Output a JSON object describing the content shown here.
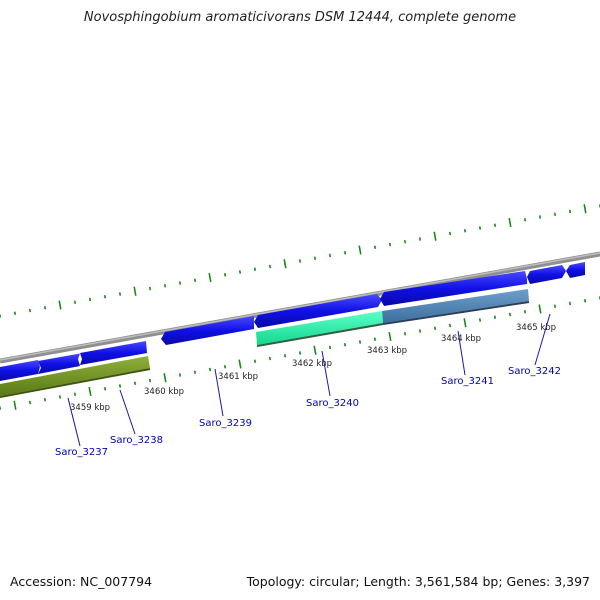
{
  "header": {
    "title": "Novosphingobium aromaticivorans DSM 12444, complete genome"
  },
  "footer": {
    "accession": "Accession: NC_007794",
    "summary": "Topology: circular; Length: 3,561,584 bp; Genes: 3,397"
  },
  "colors": {
    "backbone": "#8a8a8a",
    "forward_gene": "#1515e8",
    "highlight_green": "#6e8f1e",
    "highlight_cyan": "#22f0a8",
    "highlight_steel": "#4f86b8",
    "tick": "#1a8a1a",
    "label": "#0000bb"
  },
  "chart_data": {
    "type": "genome-map",
    "scale_labels": [
      "3459 kbp",
      "3460 kbp",
      "3461 kbp",
      "3462 kbp",
      "3463 kbp",
      "3464 kbp",
      "3465 kbp"
    ],
    "gene_labels": [
      "Saro_3237",
      "Saro_3238",
      "Saro_3239",
      "Saro_3240",
      "Saro_3241",
      "Saro_3242"
    ]
  }
}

++++++++++

> [Exercise objective]
Your answer should copy the listing word for word, with no pictures in it.

> [Exercise solution]
Output a JSON object describing the content shown here.
{
  "header": {
    "title": "Novosphingobium aromaticivorans DSM 12444, complete genome"
  },
  "footer": {
    "accession": "Accession: NC_007794",
    "summary": "Topology: circular; Length: 3,561,584 bp; Genes: 3,397"
  },
  "colors": {
    "backbone": "#8a8a8a",
    "forward_gene": "#1515e8",
    "highlight_green": "#6e8f1e",
    "highlight_cyan": "#22f0a8",
    "highlight_steel": "#4f86b8",
    "tick": "#1a8a1a",
    "label": "#0000bb"
  },
  "chart_data": {
    "type": "genome-map",
    "scale_labels": [
      "3459 kbp",
      "3460 kbp",
      "3461 kbp",
      "3462 kbp",
      "3463 kbp",
      "3464 kbp",
      "3465 kbp"
    ],
    "gene_labels": [
      "Saro_3237",
      "Saro_3238",
      "Saro_3239",
      "Saro_3240",
      "Saro_3241",
      "Saro_3242"
    ]
  }
}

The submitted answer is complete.